## EXERCISE OBJECTIVE:
Please state how many lines in the records contain the string "JSON", with no words besides the number.

------------------------------

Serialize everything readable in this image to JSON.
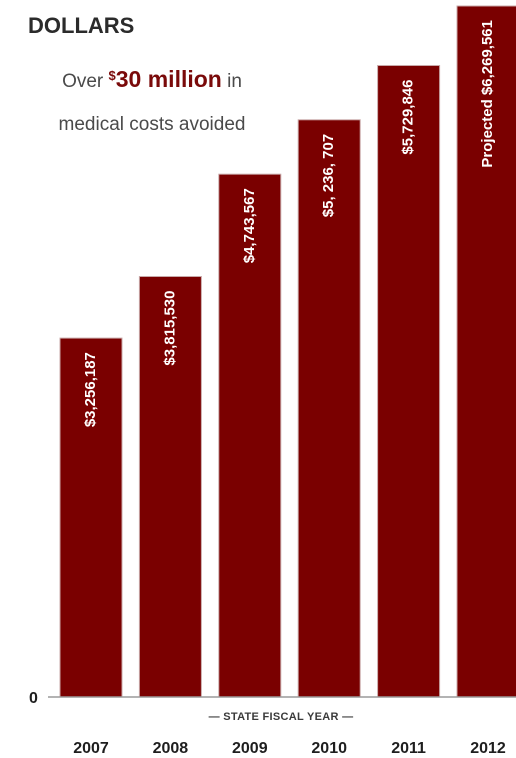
{
  "chart_data": {
    "type": "bar",
    "ylabel": "DOLLARS",
    "xlabel": "— STATE FISCAL YEAR —",
    "y_zero_label": "0",
    "annotation": {
      "prefix": "Over ",
      "currency": "$",
      "amount": "30 million",
      "suffix": " in",
      "line2": "medical costs avoided"
    },
    "categories": [
      "2007",
      "2008",
      "2009",
      "2010",
      "2011",
      "2012"
    ],
    "values": [
      3256187,
      3815530,
      4743567,
      5236707,
      5729846,
      6269561
    ],
    "data_labels": [
      "$3,256,187",
      "$3,815,530",
      "$4,743,567",
      "$5, 236, 707",
      "$5,729,846",
      "Projected $6,269,561"
    ],
    "ylim": [
      0,
      6269561
    ],
    "grid": false,
    "legend": "none",
    "bar_color": "#7a0000",
    "axis_color": "#9a9a9a"
  }
}
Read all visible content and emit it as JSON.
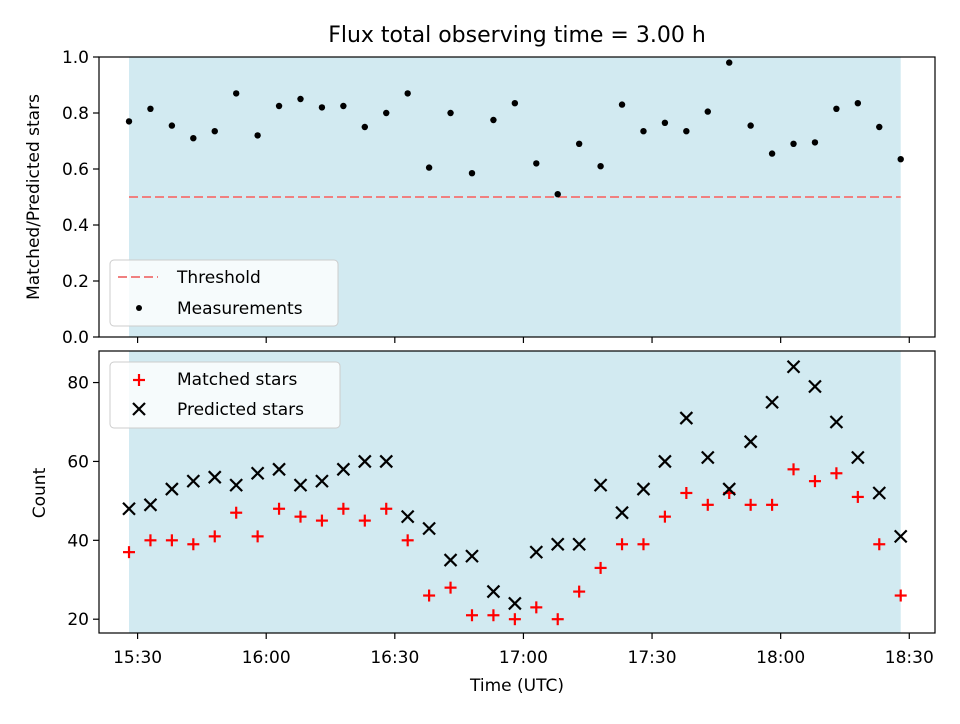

------------------------------

## WRITTEN ANSWER:
2